Instructions for the task: Rewrite the listing below with every "x-tick-label" replaced by "horizontal-tick-label" and everything else kept the same. Omit the pictures.

Data for this task:
** BEGIN **
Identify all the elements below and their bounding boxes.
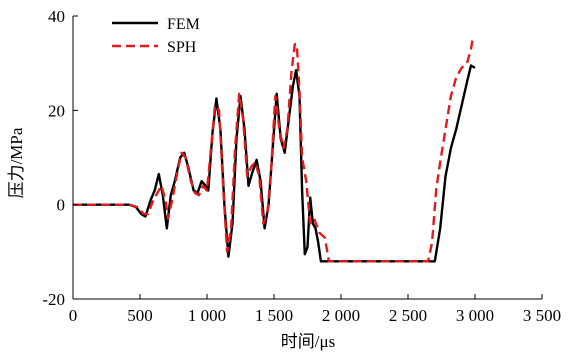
series-line-sph <box>73 36 475 263</box>
x-tick-label: 2 000 <box>322 306 360 325</box>
series-line-fem <box>73 64 476 263</box>
y-tick-label: 40 <box>48 7 65 26</box>
x-axis-title: 时间/μs <box>281 332 335 351</box>
y-tick-label: -20 <box>42 290 65 309</box>
legend-label-fem: FEM <box>167 16 200 33</box>
legend-label-sph: SPH <box>167 39 197 56</box>
axes: 0 500 1 000 1 500 2 000 2 500 3 000 3 500-20020… <box>42 7 561 325</box>
y-tick-label: 0 <box>57 196 66 215</box>
x-tick-label: 3 500 <box>523 306 561 325</box>
plot-area <box>73 36 476 263</box>
x-tick-label: 1 500 <box>255 306 293 325</box>
x-tick-label: 1 000 <box>188 306 226 325</box>
y-axis-title: 压力/MPa <box>7 127 26 198</box>
x-tick-label: 2 500 <box>389 306 427 325</box>
y-tick-label: 20 <box>48 101 65 120</box>
legend: FEM SPH <box>112 16 200 56</box>
x-tick-label: 0 <box>69 306 78 325</box>
x-tick-label: 500 <box>127 306 153 325</box>
x-tick-label: 3 000 <box>456 306 494 325</box>
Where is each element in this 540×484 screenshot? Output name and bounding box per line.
** END **
Full response:
Identify all the elements below and their bounding boxes.
series-line-sph <box>73 36 475 263</box>
horizontal-tick-label: 2 000 <box>322 306 360 325</box>
series-line-fem <box>73 64 476 263</box>
y-tick-label: 40 <box>48 7 65 26</box>
x-axis-title: 时间/μs <box>281 332 335 351</box>
y-tick-label: -20 <box>42 290 65 309</box>
legend-label-fem: FEM <box>167 16 200 33</box>
legend-label-sph: SPH <box>167 39 197 56</box>
axes: 0 500 1 000 1 500 2 000 2 500 3 000 3 500-20020… <box>42 7 561 325</box>
y-tick-label: 0 <box>57 196 66 215</box>
horizontal-tick-label: 3 500 <box>523 306 561 325</box>
plot-area <box>73 36 476 263</box>
horizontal-tick-label: 1 500 <box>255 306 293 325</box>
horizontal-tick-label: 1 000 <box>188 306 226 325</box>
y-axis-title: 压力/MPa <box>7 127 26 198</box>
horizontal-tick-label: 2 500 <box>389 306 427 325</box>
y-tick-label: 20 <box>48 101 65 120</box>
legend: FEM SPH <box>112 16 200 56</box>
horizontal-tick-label: 0 <box>69 306 78 325</box>
horizontal-tick-label: 500 <box>127 306 153 325</box>
horizontal-tick-label: 3 000 <box>456 306 494 325</box>
Where is each element in this 540×484 screenshot? Output name and bounding box per line.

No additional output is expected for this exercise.